### Stated task:
Word for word, copy all the data and drop the pictures.

────────────────────────────────────────

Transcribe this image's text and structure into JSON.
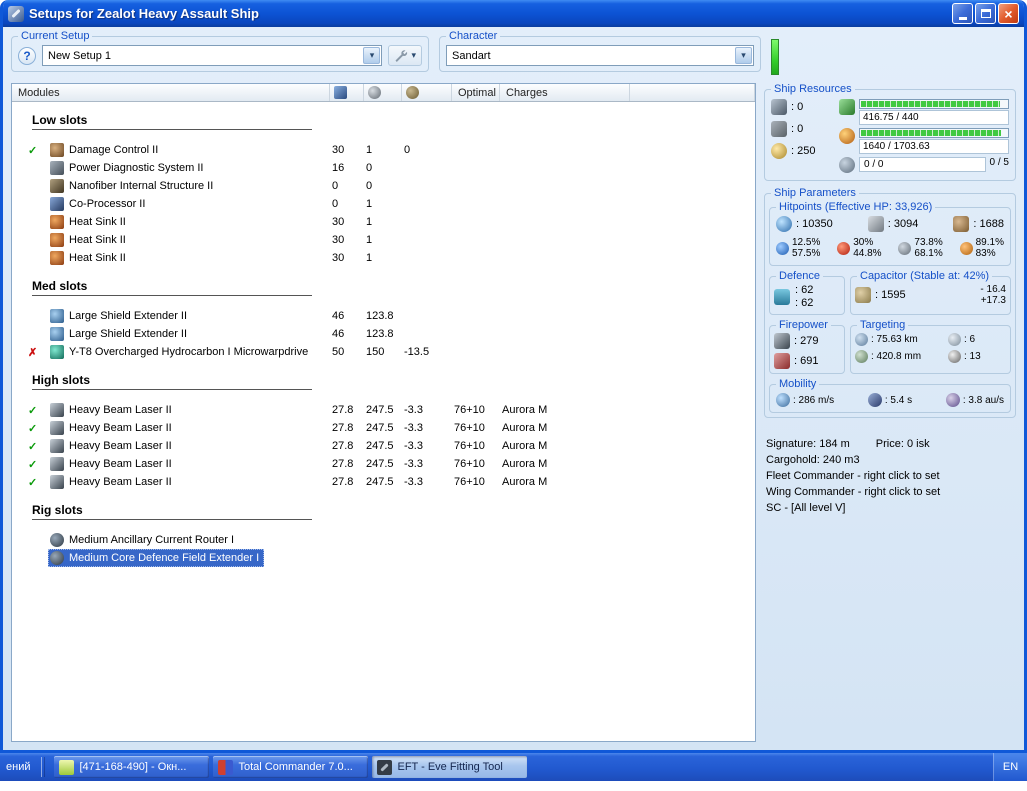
{
  "icons": {
    "close": "×",
    "dropdown_arrow": "▾",
    "help": "?",
    "check": "✓",
    "cross": "✗"
  },
  "window": {
    "title": "Setups for Zealot Heavy Assault Ship"
  },
  "toolbar": {
    "current_setup_label": "Current Setup",
    "current_setup_value": "New Setup 1",
    "character_label": "Character",
    "character_value": "Sandart"
  },
  "modules": {
    "header": {
      "title": "Modules",
      "optimal": "Optimal",
      "charges": "Charges"
    },
    "sections": [
      {
        "name": "Low slots",
        "rows": [
          {
            "status": "ok",
            "icon": "damage-control",
            "name": "Damage Control II",
            "cpu": "30",
            "pg": "1",
            "cap": "0",
            "optimal": "",
            "charge": ""
          },
          {
            "status": "",
            "icon": "power-diagnostic",
            "name": "Power Diagnostic System II",
            "cpu": "16",
            "pg": "0",
            "cap": "",
            "optimal": "",
            "charge": ""
          },
          {
            "status": "",
            "icon": "nanofiber",
            "name": "Nanofiber Internal Structure II",
            "cpu": "0",
            "pg": "0",
            "cap": "",
            "optimal": "",
            "charge": ""
          },
          {
            "status": "",
            "icon": "co-processor",
            "name": "Co-Processor II",
            "cpu": "0",
            "pg": "1",
            "cap": "",
            "optimal": "",
            "charge": ""
          },
          {
            "status": "",
            "icon": "heat-sink",
            "name": "Heat Sink II",
            "cpu": "30",
            "pg": "1",
            "cap": "",
            "optimal": "",
            "charge": ""
          },
          {
            "status": "",
            "icon": "heat-sink",
            "name": "Heat Sink II",
            "cpu": "30",
            "pg": "1",
            "cap": "",
            "optimal": "",
            "charge": ""
          },
          {
            "status": "",
            "icon": "heat-sink",
            "name": "Heat Sink II",
            "cpu": "30",
            "pg": "1",
            "cap": "",
            "optimal": "",
            "charge": ""
          }
        ]
      },
      {
        "name": "Med slots",
        "rows": [
          {
            "status": "",
            "icon": "shield-extender",
            "name": "Large Shield Extender II",
            "cpu": "46",
            "pg": "123.8",
            "cap": "",
            "optimal": "",
            "charge": ""
          },
          {
            "status": "",
            "icon": "shield-extender",
            "name": "Large Shield Extender II",
            "cpu": "46",
            "pg": "123.8",
            "cap": "",
            "optimal": "",
            "charge": ""
          },
          {
            "status": "error",
            "icon": "microwarpdrive",
            "name": "Y-T8 Overcharged Hydrocarbon I Microwarpdrive",
            "cpu": "50",
            "pg": "150",
            "cap": "-13.5",
            "optimal": "",
            "charge": ""
          }
        ]
      },
      {
        "name": "High slots",
        "rows": [
          {
            "status": "ok",
            "icon": "beam-laser",
            "name": "Heavy Beam Laser II",
            "cpu": "27.8",
            "pg": "247.5",
            "cap": "-3.3",
            "optimal": "76+10",
            "charge": "Aurora M"
          },
          {
            "status": "ok",
            "icon": "beam-laser",
            "name": "Heavy Beam Laser II",
            "cpu": "27.8",
            "pg": "247.5",
            "cap": "-3.3",
            "optimal": "76+10",
            "charge": "Aurora M"
          },
          {
            "status": "ok",
            "icon": "beam-laser",
            "name": "Heavy Beam Laser II",
            "cpu": "27.8",
            "pg": "247.5",
            "cap": "-3.3",
            "optimal": "76+10",
            "charge": "Aurora M"
          },
          {
            "status": "ok",
            "icon": "beam-laser",
            "name": "Heavy Beam Laser II",
            "cpu": "27.8",
            "pg": "247.5",
            "cap": "-3.3",
            "optimal": "76+10",
            "charge": "Aurora M"
          },
          {
            "status": "ok",
            "icon": "beam-laser",
            "name": "Heavy Beam Laser II",
            "cpu": "27.8",
            "pg": "247.5",
            "cap": "-3.3",
            "optimal": "76+10",
            "charge": "Aurora M"
          }
        ]
      },
      {
        "name": "Rig slots",
        "rows": [
          {
            "status": "",
            "icon": "rig",
            "name": "Medium Ancillary Current Router I",
            "cpu": "",
            "pg": "",
            "cap": "",
            "optimal": "",
            "charge": ""
          },
          {
            "status": "",
            "icon": "rig",
            "name": "Medium Core Defence Field Extender I",
            "cpu": "",
            "pg": "",
            "cap": "",
            "optimal": "",
            "charge": "",
            "selected": true
          }
        ]
      }
    ]
  },
  "resources": {
    "title": "Ship Resources",
    "turrets": ": 0",
    "launchers": ": 0",
    "calibration": ": 250",
    "cpu_text": "416.75 / 440",
    "pg_text": "1640 / 1703.63",
    "drone_text": "0 / 0",
    "drone_right": "0 / 5"
  },
  "parameters": {
    "title": "Ship Parameters",
    "hitpoints": {
      "title": "Hitpoints (Effective HP: 33,926)",
      "shield": ": 10350",
      "armor": ": 3094",
      "structure": ": 1688",
      "resists": [
        {
          "top": "12.5%",
          "bottom": "57.5%"
        },
        {
          "top": "30%",
          "bottom": "44.8%"
        },
        {
          "top": "73.8%",
          "bottom": "68.1%"
        },
        {
          "top": "89.1%",
          "bottom": "83%"
        }
      ]
    },
    "defence": {
      "title": "Defence",
      "v1": ": 62",
      "v2": ": 62"
    },
    "capacitor": {
      "title": "Capacitor (Stable at: 42%)",
      "amount": ": 1595",
      "drain": "- 16.4",
      "peak": "+17.3"
    },
    "firepower": {
      "title": "Firepower",
      "volley": ": 279",
      "dps": ": 691"
    },
    "targeting": {
      "title": "Targeting",
      "range": ": 75.63 km",
      "max_targets": ": 6",
      "scan_res": ": 420.8 mm",
      "sensor": ": 13"
    },
    "mobility": {
      "title": "Mobility",
      "speed": ": 286 m/s",
      "align": ": 5.4 s",
      "warp": ": 3.8 au/s"
    }
  },
  "footer": {
    "signature": "Signature: 184 m",
    "price": "Price: 0 isk",
    "cargohold": "Cargohold: 240 m3",
    "fleet": "Fleet Commander - right click to set",
    "wing": "Wing Commander - right click to set",
    "sc": "SC - [All level V]"
  },
  "taskbar": {
    "leftover": "ений",
    "buttons": [
      {
        "label": "[471-168-490] - Окн..."
      },
      {
        "label": "Total Commander 7.0..."
      },
      {
        "label": "EFT - Eve Fitting Tool"
      }
    ],
    "language": "EN"
  }
}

────────────────────────────────────────

### Response to this task:
Transcribe this image's text and structure into JSON.
{
  "icons": {
    "close": "×",
    "dropdown_arrow": "▾",
    "help": "?",
    "check": "✓",
    "cross": "✗"
  },
  "window": {
    "title": "Setups for Zealot Heavy Assault Ship"
  },
  "toolbar": {
    "current_setup_label": "Current Setup",
    "current_setup_value": "New Setup 1",
    "character_label": "Character",
    "character_value": "Sandart"
  },
  "modules": {
    "header": {
      "title": "Modules",
      "optimal": "Optimal",
      "charges": "Charges"
    },
    "sections": [
      {
        "name": "Low slots",
        "rows": [
          {
            "status": "ok",
            "icon": "damage-control",
            "name": "Damage Control II",
            "cpu": "30",
            "pg": "1",
            "cap": "0",
            "optimal": "",
            "charge": ""
          },
          {
            "status": "",
            "icon": "power-diagnostic",
            "name": "Power Diagnostic System II",
            "cpu": "16",
            "pg": "0",
            "cap": "",
            "optimal": "",
            "charge": ""
          },
          {
            "status": "",
            "icon": "nanofiber",
            "name": "Nanofiber Internal Structure II",
            "cpu": "0",
            "pg": "0",
            "cap": "",
            "optimal": "",
            "charge": ""
          },
          {
            "status": "",
            "icon": "co-processor",
            "name": "Co-Processor II",
            "cpu": "0",
            "pg": "1",
            "cap": "",
            "optimal": "",
            "charge": ""
          },
          {
            "status": "",
            "icon": "heat-sink",
            "name": "Heat Sink II",
            "cpu": "30",
            "pg": "1",
            "cap": "",
            "optimal": "",
            "charge": ""
          },
          {
            "status": "",
            "icon": "heat-sink",
            "name": "Heat Sink II",
            "cpu": "30",
            "pg": "1",
            "cap": "",
            "optimal": "",
            "charge": ""
          },
          {
            "status": "",
            "icon": "heat-sink",
            "name": "Heat Sink II",
            "cpu": "30",
            "pg": "1",
            "cap": "",
            "optimal": "",
            "charge": ""
          }
        ]
      },
      {
        "name": "Med slots",
        "rows": [
          {
            "status": "",
            "icon": "shield-extender",
            "name": "Large Shield Extender II",
            "cpu": "46",
            "pg": "123.8",
            "cap": "",
            "optimal": "",
            "charge": ""
          },
          {
            "status": "",
            "icon": "shield-extender",
            "name": "Large Shield Extender II",
            "cpu": "46",
            "pg": "123.8",
            "cap": "",
            "optimal": "",
            "charge": ""
          },
          {
            "status": "error",
            "icon": "microwarpdrive",
            "name": "Y-T8 Overcharged Hydrocarbon I Microwarpdrive",
            "cpu": "50",
            "pg": "150",
            "cap": "-13.5",
            "optimal": "",
            "charge": ""
          }
        ]
      },
      {
        "name": "High slots",
        "rows": [
          {
            "status": "ok",
            "icon": "beam-laser",
            "name": "Heavy Beam Laser II",
            "cpu": "27.8",
            "pg": "247.5",
            "cap": "-3.3",
            "optimal": "76+10",
            "charge": "Aurora M"
          },
          {
            "status": "ok",
            "icon": "beam-laser",
            "name": "Heavy Beam Laser II",
            "cpu": "27.8",
            "pg": "247.5",
            "cap": "-3.3",
            "optimal": "76+10",
            "charge": "Aurora M"
          },
          {
            "status": "ok",
            "icon": "beam-laser",
            "name": "Heavy Beam Laser II",
            "cpu": "27.8",
            "pg": "247.5",
            "cap": "-3.3",
            "optimal": "76+10",
            "charge": "Aurora M"
          },
          {
            "status": "ok",
            "icon": "beam-laser",
            "name": "Heavy Beam Laser II",
            "cpu": "27.8",
            "pg": "247.5",
            "cap": "-3.3",
            "optimal": "76+10",
            "charge": "Aurora M"
          },
          {
            "status": "ok",
            "icon": "beam-laser",
            "name": "Heavy Beam Laser II",
            "cpu": "27.8",
            "pg": "247.5",
            "cap": "-3.3",
            "optimal": "76+10",
            "charge": "Aurora M"
          }
        ]
      },
      {
        "name": "Rig slots",
        "rows": [
          {
            "status": "",
            "icon": "rig",
            "name": "Medium Ancillary Current Router I",
            "cpu": "",
            "pg": "",
            "cap": "",
            "optimal": "",
            "charge": ""
          },
          {
            "status": "",
            "icon": "rig",
            "name": "Medium Core Defence Field Extender I",
            "cpu": "",
            "pg": "",
            "cap": "",
            "optimal": "",
            "charge": "",
            "selected": true
          }
        ]
      }
    ]
  },
  "resources": {
    "title": "Ship Resources",
    "turrets": ": 0",
    "launchers": ": 0",
    "calibration": ": 250",
    "cpu_text": "416.75 / 440",
    "pg_text": "1640 / 1703.63",
    "drone_text": "0 / 0",
    "drone_right": "0 / 5"
  },
  "parameters": {
    "title": "Ship Parameters",
    "hitpoints": {
      "title": "Hitpoints (Effective HP: 33,926)",
      "shield": ": 10350",
      "armor": ": 3094",
      "structure": ": 1688",
      "resists": [
        {
          "top": "12.5%",
          "bottom": "57.5%"
        },
        {
          "top": "30%",
          "bottom": "44.8%"
        },
        {
          "top": "73.8%",
          "bottom": "68.1%"
        },
        {
          "top": "89.1%",
          "bottom": "83%"
        }
      ]
    },
    "defence": {
      "title": "Defence",
      "v1": ": 62",
      "v2": ": 62"
    },
    "capacitor": {
      "title": "Capacitor (Stable at: 42%)",
      "amount": ": 1595",
      "drain": "- 16.4",
      "peak": "+17.3"
    },
    "firepower": {
      "title": "Firepower",
      "volley": ": 279",
      "dps": ": 691"
    },
    "targeting": {
      "title": "Targeting",
      "range": ": 75.63 km",
      "max_targets": ": 6",
      "scan_res": ": 420.8 mm",
      "sensor": ": 13"
    },
    "mobility": {
      "title": "Mobility",
      "speed": ": 286 m/s",
      "align": ": 5.4 s",
      "warp": ": 3.8 au/s"
    }
  },
  "footer": {
    "signature": "Signature: 184 m",
    "price": "Price: 0 isk",
    "cargohold": "Cargohold: 240 m3",
    "fleet": "Fleet Commander - right click to set",
    "wing": "Wing Commander - right click to set",
    "sc": "SC - [All level V]"
  },
  "taskbar": {
    "leftover": "ений",
    "buttons": [
      {
        "label": "[471-168-490] - Окн..."
      },
      {
        "label": "Total Commander 7.0..."
      },
      {
        "label": "EFT - Eve Fitting Tool"
      }
    ],
    "language": "EN"
  }
}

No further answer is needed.